To do:
Repeat the whole listing exactly.

###

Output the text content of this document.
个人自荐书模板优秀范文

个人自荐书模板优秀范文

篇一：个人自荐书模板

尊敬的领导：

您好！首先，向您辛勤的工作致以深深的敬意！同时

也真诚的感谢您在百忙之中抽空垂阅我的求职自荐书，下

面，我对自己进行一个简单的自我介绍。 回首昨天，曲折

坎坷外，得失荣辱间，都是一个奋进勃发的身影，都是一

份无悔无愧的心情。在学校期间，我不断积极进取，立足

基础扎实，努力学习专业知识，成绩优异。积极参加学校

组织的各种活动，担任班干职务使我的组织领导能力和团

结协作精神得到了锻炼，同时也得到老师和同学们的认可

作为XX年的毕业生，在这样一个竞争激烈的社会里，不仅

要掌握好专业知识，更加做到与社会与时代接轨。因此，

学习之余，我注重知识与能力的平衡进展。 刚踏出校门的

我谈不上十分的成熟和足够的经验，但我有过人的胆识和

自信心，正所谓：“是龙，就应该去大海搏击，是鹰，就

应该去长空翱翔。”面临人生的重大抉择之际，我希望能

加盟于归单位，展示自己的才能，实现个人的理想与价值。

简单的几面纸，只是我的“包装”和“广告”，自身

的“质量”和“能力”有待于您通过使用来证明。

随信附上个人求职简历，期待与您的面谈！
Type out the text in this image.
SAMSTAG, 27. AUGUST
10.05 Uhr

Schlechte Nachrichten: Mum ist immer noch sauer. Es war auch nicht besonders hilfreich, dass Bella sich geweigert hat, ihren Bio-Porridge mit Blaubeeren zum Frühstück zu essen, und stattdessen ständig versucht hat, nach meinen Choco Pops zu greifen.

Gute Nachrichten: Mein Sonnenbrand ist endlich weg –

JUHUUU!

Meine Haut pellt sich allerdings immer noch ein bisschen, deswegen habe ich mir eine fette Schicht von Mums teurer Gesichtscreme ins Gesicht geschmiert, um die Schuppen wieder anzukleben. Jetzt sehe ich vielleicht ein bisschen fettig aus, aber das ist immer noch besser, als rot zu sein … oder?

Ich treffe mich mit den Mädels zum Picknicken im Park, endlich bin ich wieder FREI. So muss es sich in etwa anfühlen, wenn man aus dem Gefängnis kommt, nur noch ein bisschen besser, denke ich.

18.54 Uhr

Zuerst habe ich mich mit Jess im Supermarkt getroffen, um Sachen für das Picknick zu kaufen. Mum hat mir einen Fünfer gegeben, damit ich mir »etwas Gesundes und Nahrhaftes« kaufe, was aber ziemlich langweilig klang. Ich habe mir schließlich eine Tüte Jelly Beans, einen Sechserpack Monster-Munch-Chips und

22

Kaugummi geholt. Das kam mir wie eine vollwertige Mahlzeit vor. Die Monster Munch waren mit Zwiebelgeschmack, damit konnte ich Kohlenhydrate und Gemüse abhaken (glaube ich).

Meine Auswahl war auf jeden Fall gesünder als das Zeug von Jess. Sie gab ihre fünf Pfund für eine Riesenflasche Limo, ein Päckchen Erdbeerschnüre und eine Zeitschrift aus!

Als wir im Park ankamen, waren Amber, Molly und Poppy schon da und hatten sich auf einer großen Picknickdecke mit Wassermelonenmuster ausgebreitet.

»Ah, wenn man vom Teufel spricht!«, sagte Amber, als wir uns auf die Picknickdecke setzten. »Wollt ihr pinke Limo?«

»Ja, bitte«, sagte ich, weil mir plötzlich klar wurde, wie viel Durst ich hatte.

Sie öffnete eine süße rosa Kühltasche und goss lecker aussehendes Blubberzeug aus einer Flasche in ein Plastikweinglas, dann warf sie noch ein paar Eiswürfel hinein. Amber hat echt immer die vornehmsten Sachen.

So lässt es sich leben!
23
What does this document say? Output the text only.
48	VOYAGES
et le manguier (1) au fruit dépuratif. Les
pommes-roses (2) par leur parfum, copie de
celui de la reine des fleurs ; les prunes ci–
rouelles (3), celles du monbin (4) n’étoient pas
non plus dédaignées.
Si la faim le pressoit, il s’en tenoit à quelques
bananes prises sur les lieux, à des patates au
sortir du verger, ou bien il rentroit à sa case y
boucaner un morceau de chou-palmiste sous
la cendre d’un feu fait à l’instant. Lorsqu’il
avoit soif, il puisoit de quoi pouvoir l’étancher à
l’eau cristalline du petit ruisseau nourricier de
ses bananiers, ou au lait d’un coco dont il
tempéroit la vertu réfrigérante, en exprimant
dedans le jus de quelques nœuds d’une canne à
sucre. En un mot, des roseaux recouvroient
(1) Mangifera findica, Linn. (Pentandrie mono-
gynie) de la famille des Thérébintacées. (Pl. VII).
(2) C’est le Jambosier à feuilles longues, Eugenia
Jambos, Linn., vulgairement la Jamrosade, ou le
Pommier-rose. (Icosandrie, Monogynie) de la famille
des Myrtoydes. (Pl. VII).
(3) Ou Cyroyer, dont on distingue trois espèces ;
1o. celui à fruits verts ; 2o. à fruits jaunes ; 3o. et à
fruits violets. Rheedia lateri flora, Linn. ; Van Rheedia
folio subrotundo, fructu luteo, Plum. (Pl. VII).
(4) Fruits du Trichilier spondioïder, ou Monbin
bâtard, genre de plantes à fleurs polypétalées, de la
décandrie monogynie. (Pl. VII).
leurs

###

Reply to the task:
Output the text content of this document.
个人自荐书模板优秀范文

个人自荐书模板优秀范文

篇一：个人自荐书模板

尊敬的领导：

您好！首先，向您辛勤的工作致以深深的敬意！同时

也真诚的感谢您在百忙之中抽空垂阅我的求职自荐书，下

面，我对自己进行一个简单的自我介绍。 回首昨天，曲折

坎坷外，得失荣辱间，都是一个奋进勃发的身影，都是一

份无悔无愧的心情。在学校期间，我不断积极进取，立足

基础扎实，努力学习专业知识，成绩优异。积极参加学校

组织的各种活动，担任班干职务使我的组织领导能力和团

结协作精神得到了锻炼，同时也得到老师和同学们的认可

作为XX年的毕业生，在这样一个竞争激烈的社会里，不仅

要掌握好专业知识，更加做到与社会与时代接轨。因此，

学习之余，我注重知识与能力的平衡进展。 刚踏出校门的

我谈不上十分的成熟和足够的经验，但我有过人的胆识和

自信心，正所谓：“是龙，就应该去大海搏击，是鹰，就

应该去长空翱翔。”面临人生的重大抉择之际，我希望能

加盟于归单位，展示自己的才能，实现个人的理想与价值。

简单的几面纸，只是我的“包装”和“广告”，自身

的“质量”和“能力”有待于您通过使用来证明。

随信附上个人求职简历，期待与您的面谈！
Type out the text in this image.
SAMSTAG, 27. AUGUST
10.05 Uhr

Schlechte Nachrichten: Mum ist immer noch sauer. Es war auch nicht besonders hilfreich, dass Bella sich geweigert hat, ihren Bio-Porridge mit Blaubeeren zum Frühstück zu essen, und stattdessen ständig versucht hat, nach meinen Choco Pops zu greifen.

Gute Nachrichten: Mein Sonnenbrand ist endlich weg –

JUHUUU!

Meine Haut pellt sich allerdings immer noch ein bisschen, deswegen habe ich mir eine fette Schicht von Mums teurer Gesichtscreme ins Gesicht geschmiert, um die Schuppen wieder anzukleben. Jetzt sehe ich vielleicht ein bisschen fettig aus, aber das ist immer noch besser, als rot zu sein … oder?

Ich treffe mich mit den Mädels zum Picknicken im Park, endlich bin ich wieder FREI. So muss es sich in etwa anfühlen, wenn man aus dem Gefängnis kommt, nur noch ein bisschen besser, denke ich.

18.54 Uhr

Zuerst habe ich mich mit Jess im Supermarkt getroffen, um Sachen für das Picknick zu kaufen. Mum hat mir einen Fünfer gegeben, damit ich mir »etwas Gesundes und Nahrhaftes« kaufe, was aber ziemlich langweilig klang. Ich habe mir schließlich eine Tüte Jelly Beans, einen Sechserpack Monster-Munch-Chips und

22

Kaugummi geholt. Das kam mir wie eine vollwertige Mahlzeit vor. Die Monster Munch waren mit Zwiebelgeschmack, damit konnte ich Kohlenhydrate und Gemüse abhaken (glaube ich).

Meine Auswahl war auf jeden Fall gesünder als das Zeug von Jess. Sie gab ihre fünf Pfund für eine Riesenflasche Limo, ein Päckchen Erdbeerschnüre und eine Zeitschrift aus!

Als wir im Park ankamen, waren Amber, Molly und Poppy schon da und hatten sich auf einer großen Picknickdecke mit Wassermelonenmuster ausgebreitet.

»Ah, wenn man vom Teufel spricht!«, sagte Amber, als wir uns auf die Picknickdecke setzten. »Wollt ihr pinke Limo?«

»Ja, bitte«, sagte ich, weil mir plötzlich klar wurde, wie viel Durst ich hatte.

Sie öffnete eine süße rosa Kühltasche und goss lecker aussehendes Blubberzeug aus einer Flasche in ein Plastikweinglas, dann warf sie noch ein paar Eiswürfel hinein. Amber hat echt immer die vornehmsten Sachen.

So lässt es sich leben!
23
What does this document say? Output the text only.
48	VOYAGES
et le manguier (1) au fruit dépuratif. Les
pommes-roses (2) par leur parfum, copie de
celui de la reine des fleurs ; les prunes ci–
rouelles (3), celles du monbin (4) n’étoient pas
non plus dédaignées.
Si la faim le pressoit, il s’en tenoit à quelques
bananes prises sur les lieux, à des patates au
sortir du verger, ou bien il rentroit à sa case y
boucaner un morceau de chou-palmiste sous
la cendre d’un feu fait à l’instant. Lorsqu’il
avoit soif, il puisoit de quoi pouvoir l’étancher à
l’eau cristalline du petit ruisseau nourricier de
ses bananiers, ou au lait d’un coco dont il
tempéroit la vertu réfrigérante, en exprimant
dedans le jus de quelques nœuds d’une canne à
sucre. En un mot, des roseaux recouvroient
(1) Mangifera findica, Linn. (Pentandrie mono-
gynie) de la famille des Thérébintacées. (Pl. VII).
(2) C’est le Jambosier à feuilles longues, Eugenia
Jambos, Linn., vulgairement la Jamrosade, ou le
Pommier-rose. (Icosandrie, Monogynie) de la famille
des Myrtoydes. (Pl. VII).
(3) Ou Cyroyer, dont on distingue trois espèces ;
1o. celui à fruits verts ; 2o. à fruits jaunes ; 3o. et à
fruits violets. Rheedia lateri flora, Linn. ; Van Rheedia
folio subrotundo, fructu luteo, Plum. (Pl. VII).
(4) Fruits du Trichilier spondioïder, ou Monbin
bâtard, genre de plantes à fleurs polypétalées, de la
décandrie monogynie. (Pl. VII).
leurs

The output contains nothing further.